Consigne 1:
Traduisez en anglais cette phrase de l'entretien : « C’est Christian Gourcuff qui m’a repéré puis recruté. »
Consigne 2:
Recopiez tout ce qui va de « Au téléphone, d’abord » jusqu'à « La preuve ! » dans l'entretien, en substituant « commentateur » à « consultant ».

Texte:
───
Au téléphone, d’abord un éclat de rire mais aussi la claque du temps qui passe quand on lui rappelle qu’il débarqua en Bretagne il y a presque 20 ans. Ensuite des rires, et une heure et demi d’échanges passionnants. Frédéric Piquionne, 42 ans, aujourd’hui consultant sur RMC Sport et à la tête d’une société de coaching, n’a rien oublié de Rennes. La preuve !
En 2001, tu quittais Nîmes pour signer à Rennes. Quel souvenir gardes-tu de tes premiers pas en Bretagne ?
Celui d’un gamin émerveillé par ce qu’il découvrait. Je ne connaissais pas grand-chose à ce moment à la D1 qui n’était pas exposée comme elle l’est aujourd’hui. Déjà à Nîmes, en D2, j’avais les yeux grands ouverts alors que nous nous entraînions sur un coin de l’hippodrome … Alors arrivé à la Piverdière, ce fut le choc. Tout était si pro, si grand…
Comment s’est déroulée ton arrivée au Stade Rennais ?
C’est Christian Gourcuff qui m’a repéré puis recruté. Il était venu avec Gérard Lefilatre pour observer un autre joueur et j’avais mis un doublé ce jour-là (victoire 4-3). C’était contre Cannes au mois de mai, pour la 37ème journée. Tout est ensuite allé très vite et j’ai signé dix jours plus tard.
───
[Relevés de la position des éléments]

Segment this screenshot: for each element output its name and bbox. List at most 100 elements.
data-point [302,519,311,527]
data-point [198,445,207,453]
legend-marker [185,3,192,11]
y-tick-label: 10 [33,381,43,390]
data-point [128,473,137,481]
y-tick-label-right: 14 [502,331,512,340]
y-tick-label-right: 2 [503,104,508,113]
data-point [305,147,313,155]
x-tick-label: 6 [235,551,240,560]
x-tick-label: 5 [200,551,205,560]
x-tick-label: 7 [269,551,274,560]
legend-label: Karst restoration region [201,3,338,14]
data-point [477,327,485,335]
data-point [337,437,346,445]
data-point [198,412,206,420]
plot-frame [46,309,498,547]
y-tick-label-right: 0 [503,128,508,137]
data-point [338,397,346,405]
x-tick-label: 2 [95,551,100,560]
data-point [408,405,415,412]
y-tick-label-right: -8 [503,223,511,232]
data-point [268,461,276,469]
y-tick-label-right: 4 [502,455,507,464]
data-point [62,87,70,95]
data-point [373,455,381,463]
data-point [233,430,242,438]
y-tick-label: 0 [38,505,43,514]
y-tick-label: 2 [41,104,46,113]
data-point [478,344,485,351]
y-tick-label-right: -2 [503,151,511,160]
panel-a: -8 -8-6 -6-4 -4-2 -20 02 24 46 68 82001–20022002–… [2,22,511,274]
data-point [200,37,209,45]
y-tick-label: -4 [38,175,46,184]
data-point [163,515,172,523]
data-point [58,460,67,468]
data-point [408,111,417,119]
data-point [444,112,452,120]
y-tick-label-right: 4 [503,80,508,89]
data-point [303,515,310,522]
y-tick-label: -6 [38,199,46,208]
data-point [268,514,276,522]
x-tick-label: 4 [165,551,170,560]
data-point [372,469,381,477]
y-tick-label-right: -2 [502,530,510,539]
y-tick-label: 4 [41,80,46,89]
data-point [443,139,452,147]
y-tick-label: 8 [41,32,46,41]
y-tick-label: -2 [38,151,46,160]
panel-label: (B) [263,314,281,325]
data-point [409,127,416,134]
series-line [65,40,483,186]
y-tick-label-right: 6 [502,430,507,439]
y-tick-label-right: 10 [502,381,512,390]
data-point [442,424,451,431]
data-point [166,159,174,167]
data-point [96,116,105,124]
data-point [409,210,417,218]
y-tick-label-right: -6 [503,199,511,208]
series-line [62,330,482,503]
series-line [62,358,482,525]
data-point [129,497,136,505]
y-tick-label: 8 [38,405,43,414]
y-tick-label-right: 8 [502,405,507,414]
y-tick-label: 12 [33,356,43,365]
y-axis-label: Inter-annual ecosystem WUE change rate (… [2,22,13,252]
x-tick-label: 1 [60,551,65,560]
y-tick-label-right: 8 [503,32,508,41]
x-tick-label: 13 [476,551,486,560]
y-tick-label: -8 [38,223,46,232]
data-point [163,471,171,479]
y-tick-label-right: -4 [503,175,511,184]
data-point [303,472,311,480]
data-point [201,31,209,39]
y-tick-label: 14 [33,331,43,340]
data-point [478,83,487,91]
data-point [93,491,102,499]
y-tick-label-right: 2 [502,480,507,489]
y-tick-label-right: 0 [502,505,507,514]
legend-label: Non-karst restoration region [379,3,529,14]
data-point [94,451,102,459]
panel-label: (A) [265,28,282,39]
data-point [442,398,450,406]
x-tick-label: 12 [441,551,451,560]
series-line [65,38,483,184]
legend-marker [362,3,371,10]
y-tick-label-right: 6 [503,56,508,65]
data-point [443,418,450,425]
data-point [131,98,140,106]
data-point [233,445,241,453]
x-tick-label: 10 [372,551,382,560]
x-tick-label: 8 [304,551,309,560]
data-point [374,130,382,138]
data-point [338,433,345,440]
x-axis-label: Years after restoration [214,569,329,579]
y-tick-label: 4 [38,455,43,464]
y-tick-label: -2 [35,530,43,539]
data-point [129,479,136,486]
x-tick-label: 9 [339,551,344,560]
───
Réponse 1:
It was Christian Gourcuff who spotted me and then signed me.

Réponse 2:
Au téléphone, d’abord un éclat de rire mais aussi la claque du temps qui passe quand on lui rappelle qu’il débarqua en Bretagne il y a presque 20 ans. Ensuite des rires, et une heure et demi d’échanges passionnants. Frédéric Piquionne, 42 ans, aujourd’hui commentateur sur RMC Sport et à la tête d’une société de coaching, n’a rien oublié de Rennes. La preuve !